_Material_

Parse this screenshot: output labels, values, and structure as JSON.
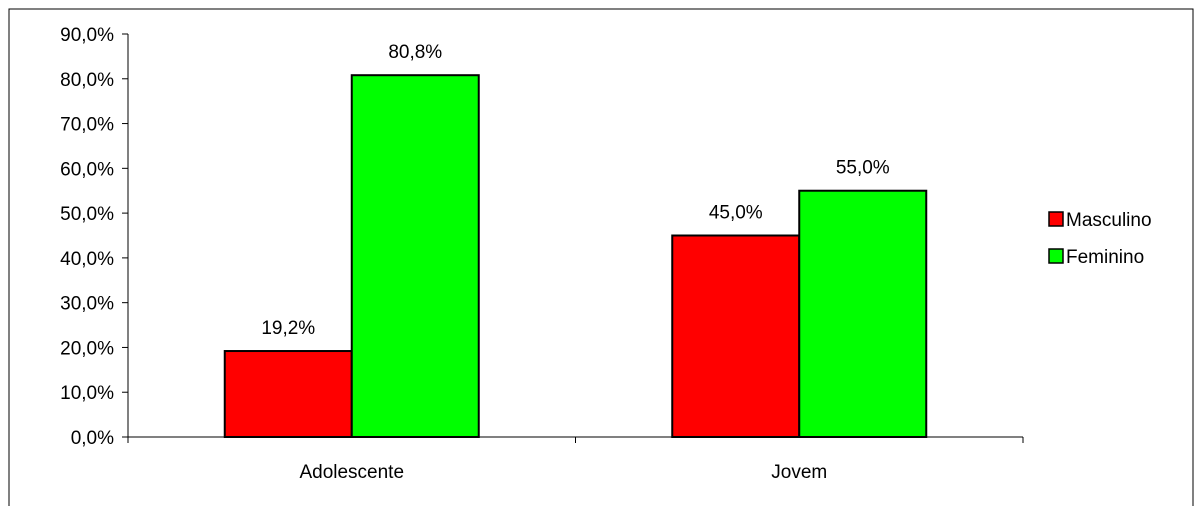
{
  "chart_data": {
    "type": "bar",
    "title": "",
    "xlabel": "",
    "ylabel": "",
    "categories": [
      "Adolescente",
      "Jovem"
    ],
    "series": [
      {
        "name": "Masculino",
        "color": "#ff0000",
        "values": [
          19.2,
          45.0
        ],
        "labels": [
          "19,2%",
          "45,0%"
        ]
      },
      {
        "name": "Feminino",
        "color": "#00ff00",
        "values": [
          80.8,
          55.0
        ],
        "labels": [
          "80,8%",
          "55,0%"
        ]
      }
    ],
    "ylim": [
      0,
      90
    ],
    "yticks": [
      {
        "value": 0,
        "label": "0,0%"
      },
      {
        "value": 10,
        "label": "10,0%"
      },
      {
        "value": 20,
        "label": "20,0%"
      },
      {
        "value": 30,
        "label": "30,0%"
      },
      {
        "value": 40,
        "label": "40,0%"
      },
      {
        "value": 50,
        "label": "50,0%"
      },
      {
        "value": 60,
        "label": "60,0%"
      },
      {
        "value": 70,
        "label": "70,0%"
      },
      {
        "value": 80,
        "label": "80,0%"
      },
      {
        "value": 90,
        "label": "90,0%"
      }
    ],
    "grid": false,
    "legend": "right"
  }
}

_Problem_
Write the listing above out again exactly, dropping each image.

_Answer to the exercise_
Parse this screenshot: output labels, values, and structure as JSON.
{
  "chart_data": {
    "type": "bar",
    "title": "",
    "xlabel": "",
    "ylabel": "",
    "categories": [
      "Adolescente",
      "Jovem"
    ],
    "series": [
      {
        "name": "Masculino",
        "color": "#ff0000",
        "values": [
          19.2,
          45.0
        ],
        "labels": [
          "19,2%",
          "45,0%"
        ]
      },
      {
        "name": "Feminino",
        "color": "#00ff00",
        "values": [
          80.8,
          55.0
        ],
        "labels": [
          "80,8%",
          "55,0%"
        ]
      }
    ],
    "ylim": [
      0,
      90
    ],
    "yticks": [
      {
        "value": 0,
        "label": "0,0%"
      },
      {
        "value": 10,
        "label": "10,0%"
      },
      {
        "value": 20,
        "label": "20,0%"
      },
      {
        "value": 30,
        "label": "30,0%"
      },
      {
        "value": 40,
        "label": "40,0%"
      },
      {
        "value": 50,
        "label": "50,0%"
      },
      {
        "value": 60,
        "label": "60,0%"
      },
      {
        "value": 70,
        "label": "70,0%"
      },
      {
        "value": 80,
        "label": "80,0%"
      },
      {
        "value": 90,
        "label": "90,0%"
      }
    ],
    "grid": false,
    "legend": "right"
  }
}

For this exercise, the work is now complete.